**EXERCISE BRIEF:** From the material below, list every line containing "with".

**DATA LISTING:**
+++

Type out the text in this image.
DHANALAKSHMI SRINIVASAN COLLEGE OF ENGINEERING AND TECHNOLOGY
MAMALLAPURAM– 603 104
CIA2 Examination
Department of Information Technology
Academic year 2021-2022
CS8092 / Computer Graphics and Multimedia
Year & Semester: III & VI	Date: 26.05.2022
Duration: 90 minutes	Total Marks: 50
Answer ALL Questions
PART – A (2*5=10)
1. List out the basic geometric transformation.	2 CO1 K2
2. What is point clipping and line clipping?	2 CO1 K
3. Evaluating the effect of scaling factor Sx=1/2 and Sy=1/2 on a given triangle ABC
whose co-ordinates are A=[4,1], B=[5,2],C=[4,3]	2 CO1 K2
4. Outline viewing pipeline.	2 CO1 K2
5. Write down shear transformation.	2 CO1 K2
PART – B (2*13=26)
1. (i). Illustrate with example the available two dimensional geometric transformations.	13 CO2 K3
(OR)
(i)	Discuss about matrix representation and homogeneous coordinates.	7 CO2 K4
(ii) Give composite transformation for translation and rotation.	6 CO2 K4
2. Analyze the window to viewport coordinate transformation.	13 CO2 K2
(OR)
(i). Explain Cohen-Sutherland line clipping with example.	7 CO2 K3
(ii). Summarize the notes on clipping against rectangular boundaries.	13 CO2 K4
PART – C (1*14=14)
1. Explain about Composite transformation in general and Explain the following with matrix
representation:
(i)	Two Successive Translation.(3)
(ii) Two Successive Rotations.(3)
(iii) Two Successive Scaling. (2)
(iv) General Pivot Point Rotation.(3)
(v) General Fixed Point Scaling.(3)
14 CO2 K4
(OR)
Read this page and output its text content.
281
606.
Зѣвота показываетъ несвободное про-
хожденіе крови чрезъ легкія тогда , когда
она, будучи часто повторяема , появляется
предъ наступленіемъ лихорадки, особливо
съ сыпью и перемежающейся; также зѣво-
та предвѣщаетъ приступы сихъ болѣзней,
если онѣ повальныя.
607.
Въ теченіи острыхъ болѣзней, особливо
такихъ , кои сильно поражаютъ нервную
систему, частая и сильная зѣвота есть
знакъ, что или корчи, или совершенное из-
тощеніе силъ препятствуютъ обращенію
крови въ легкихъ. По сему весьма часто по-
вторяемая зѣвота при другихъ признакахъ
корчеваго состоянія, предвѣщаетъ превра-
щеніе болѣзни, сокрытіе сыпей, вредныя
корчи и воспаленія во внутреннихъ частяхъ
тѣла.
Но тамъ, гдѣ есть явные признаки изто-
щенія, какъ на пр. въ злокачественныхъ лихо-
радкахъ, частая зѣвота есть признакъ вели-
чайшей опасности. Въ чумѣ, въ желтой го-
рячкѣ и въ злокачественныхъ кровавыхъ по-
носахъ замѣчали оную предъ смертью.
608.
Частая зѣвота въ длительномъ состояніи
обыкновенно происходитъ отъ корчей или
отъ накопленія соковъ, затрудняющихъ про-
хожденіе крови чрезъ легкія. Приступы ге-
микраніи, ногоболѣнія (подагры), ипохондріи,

+++

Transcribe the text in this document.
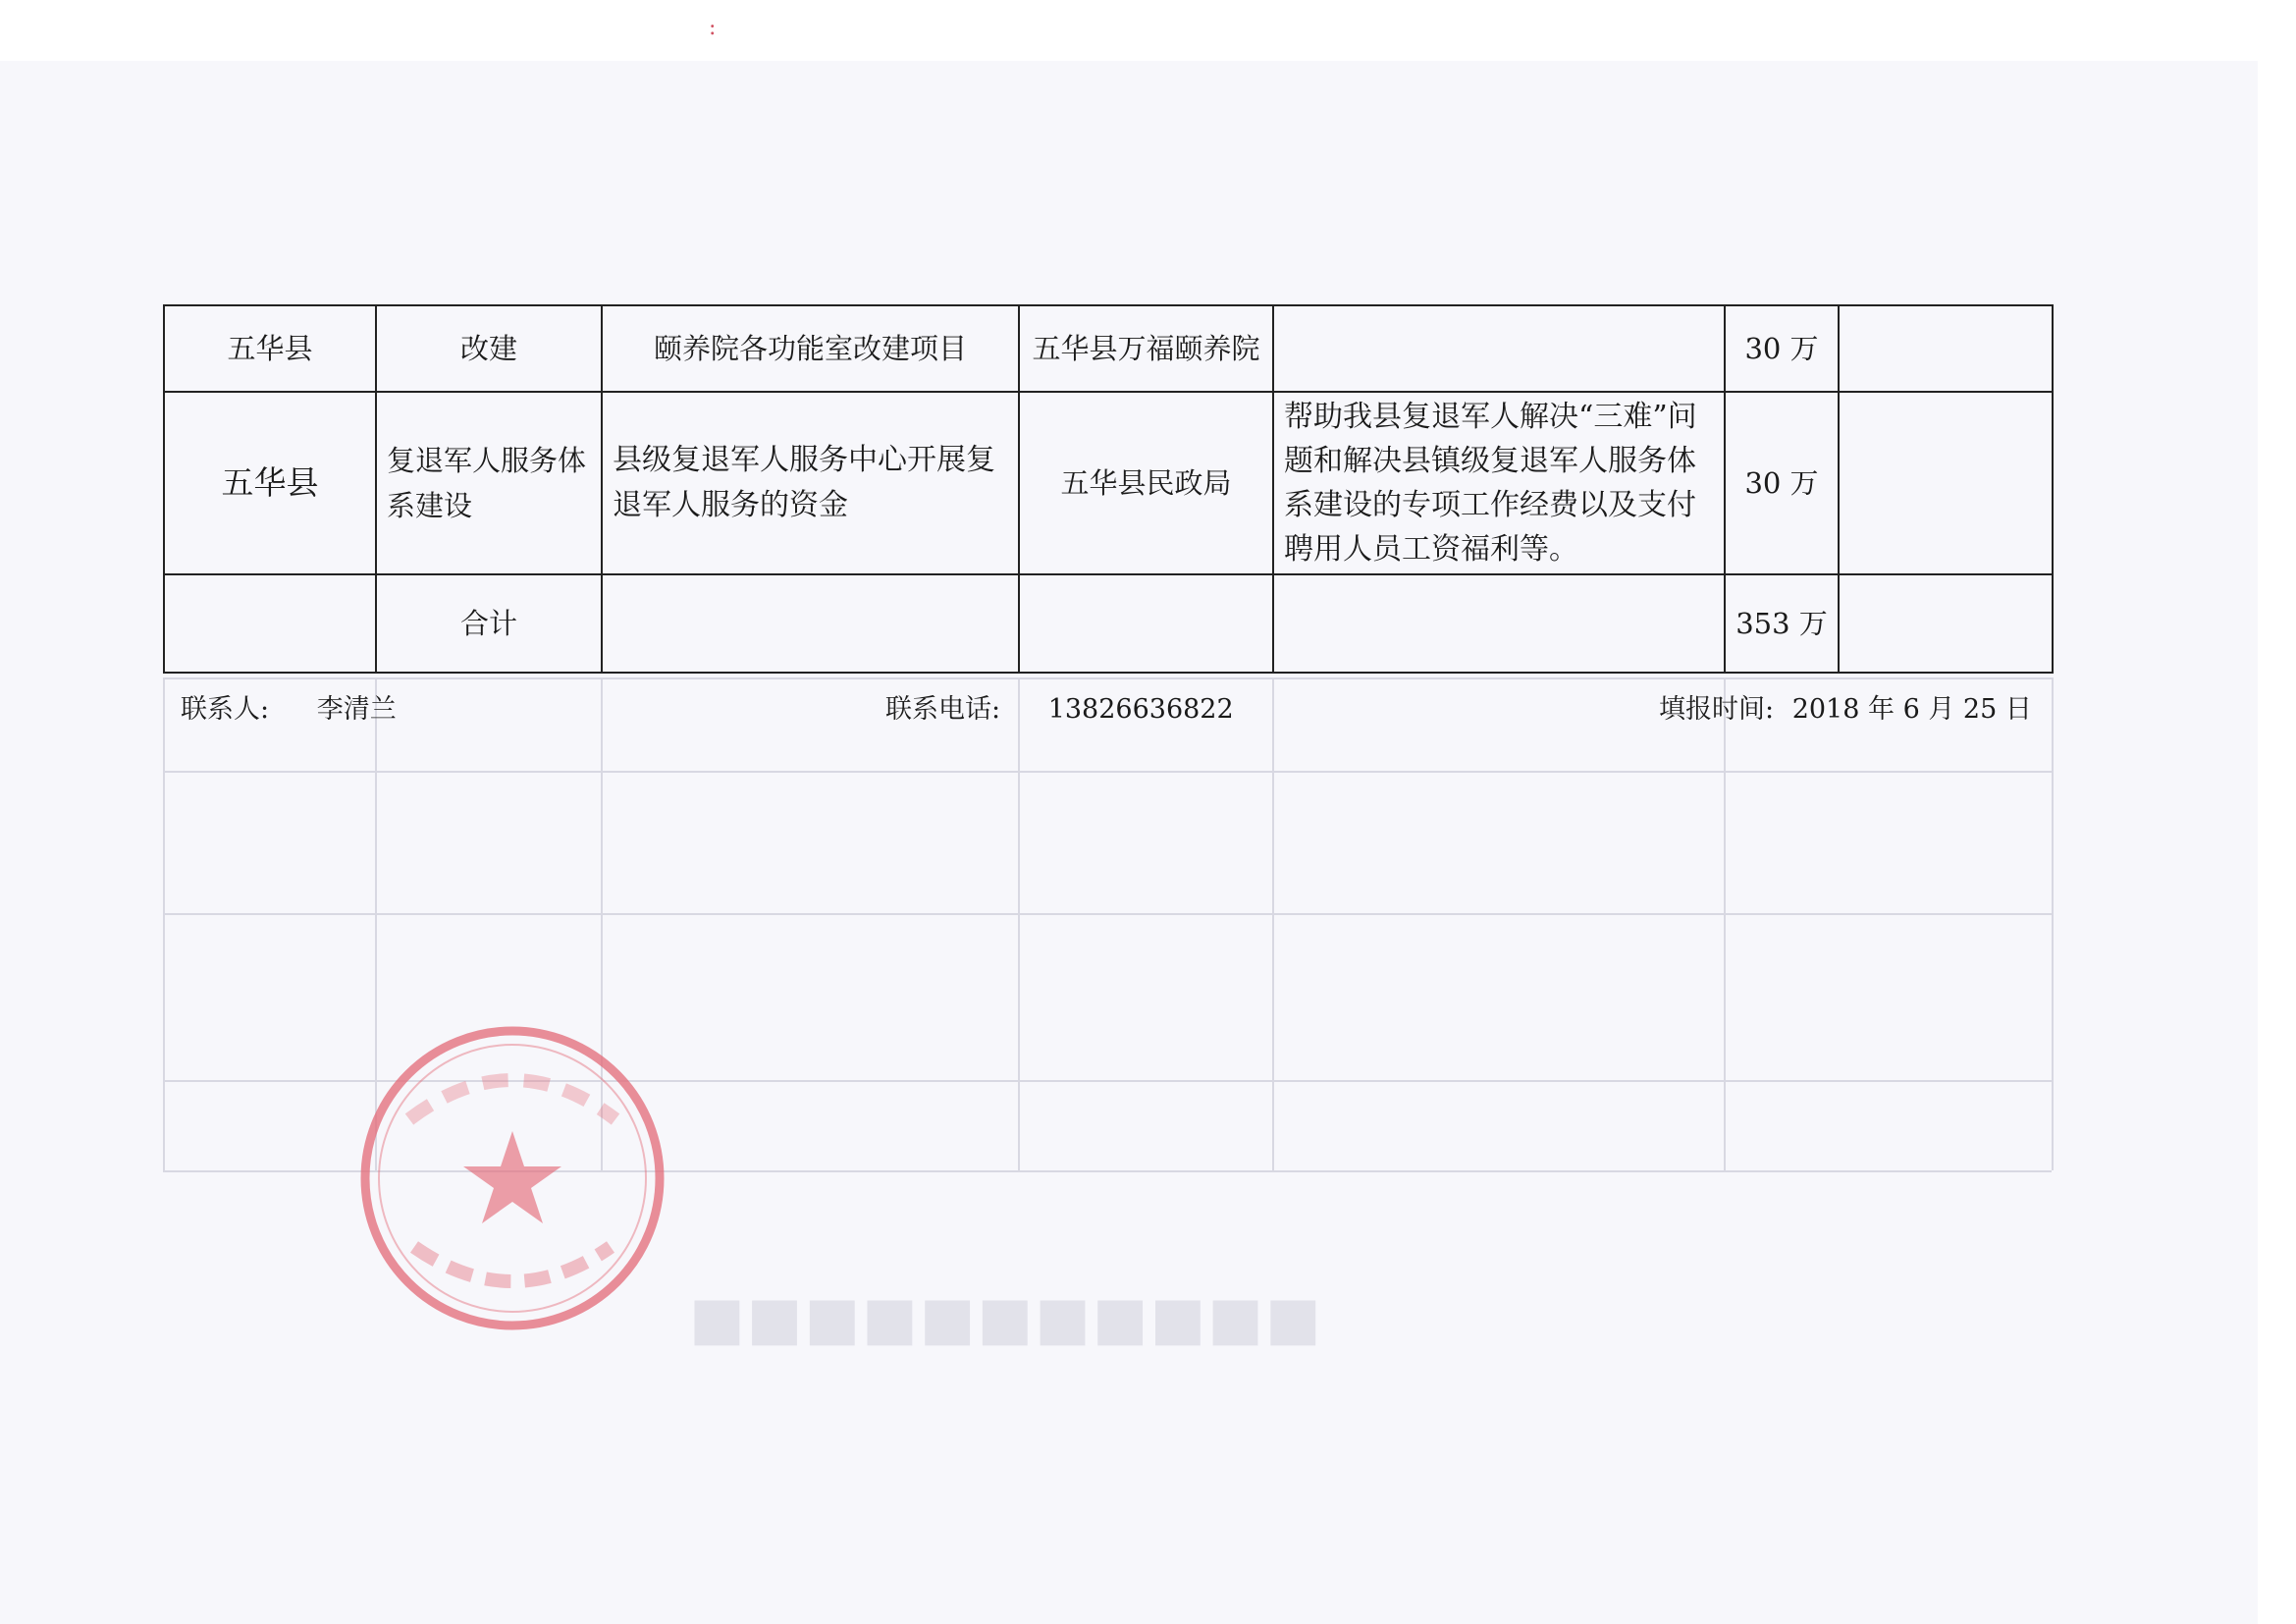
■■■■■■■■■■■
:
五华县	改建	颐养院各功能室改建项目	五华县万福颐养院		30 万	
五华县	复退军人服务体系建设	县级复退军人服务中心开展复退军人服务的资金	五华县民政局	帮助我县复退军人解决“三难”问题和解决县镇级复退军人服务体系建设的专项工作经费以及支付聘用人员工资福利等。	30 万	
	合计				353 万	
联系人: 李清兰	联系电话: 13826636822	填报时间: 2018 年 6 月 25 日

+++

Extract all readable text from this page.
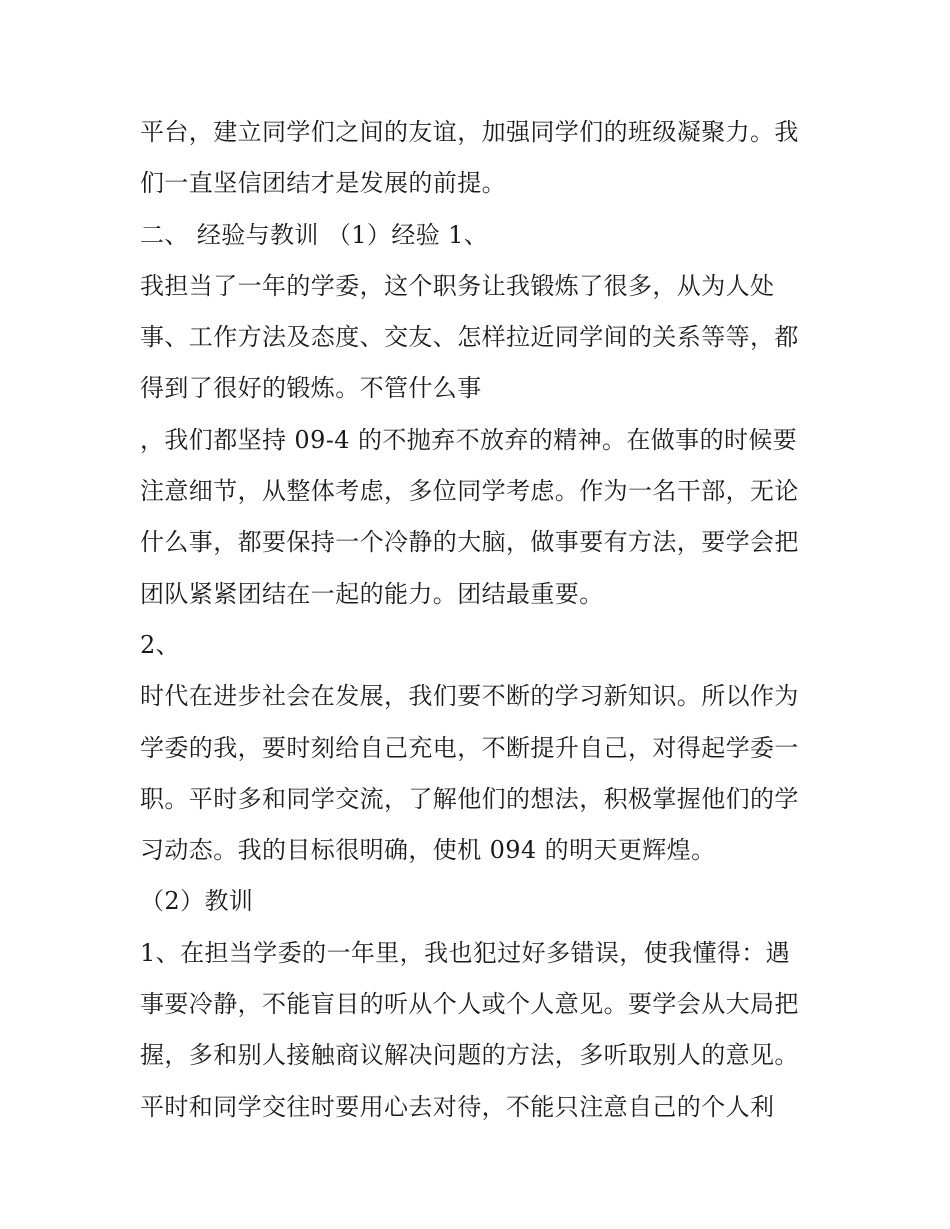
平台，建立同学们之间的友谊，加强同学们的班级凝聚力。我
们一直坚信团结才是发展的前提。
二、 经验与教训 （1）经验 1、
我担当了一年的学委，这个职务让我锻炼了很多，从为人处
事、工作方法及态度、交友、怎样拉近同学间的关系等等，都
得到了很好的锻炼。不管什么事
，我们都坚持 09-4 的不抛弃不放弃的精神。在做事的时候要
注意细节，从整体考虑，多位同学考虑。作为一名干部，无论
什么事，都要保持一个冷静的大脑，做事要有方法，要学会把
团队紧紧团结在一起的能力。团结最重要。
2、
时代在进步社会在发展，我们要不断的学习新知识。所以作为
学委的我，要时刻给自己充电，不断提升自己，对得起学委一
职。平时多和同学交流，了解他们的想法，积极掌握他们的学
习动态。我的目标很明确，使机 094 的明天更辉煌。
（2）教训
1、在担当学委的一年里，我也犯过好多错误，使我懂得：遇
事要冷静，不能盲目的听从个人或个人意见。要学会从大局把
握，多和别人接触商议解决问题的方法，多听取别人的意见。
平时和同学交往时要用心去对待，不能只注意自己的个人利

+++

**RESULT OF THIS TASK:**
1. (i). Illustrate with example the available two dimensional geometric transformations.	13 CO2 K3
(i). Explain Cohen-Sutherland line clipping with example.	7 CO2 K3
1. Explain about Composite transformation in general and Explain the following with matrix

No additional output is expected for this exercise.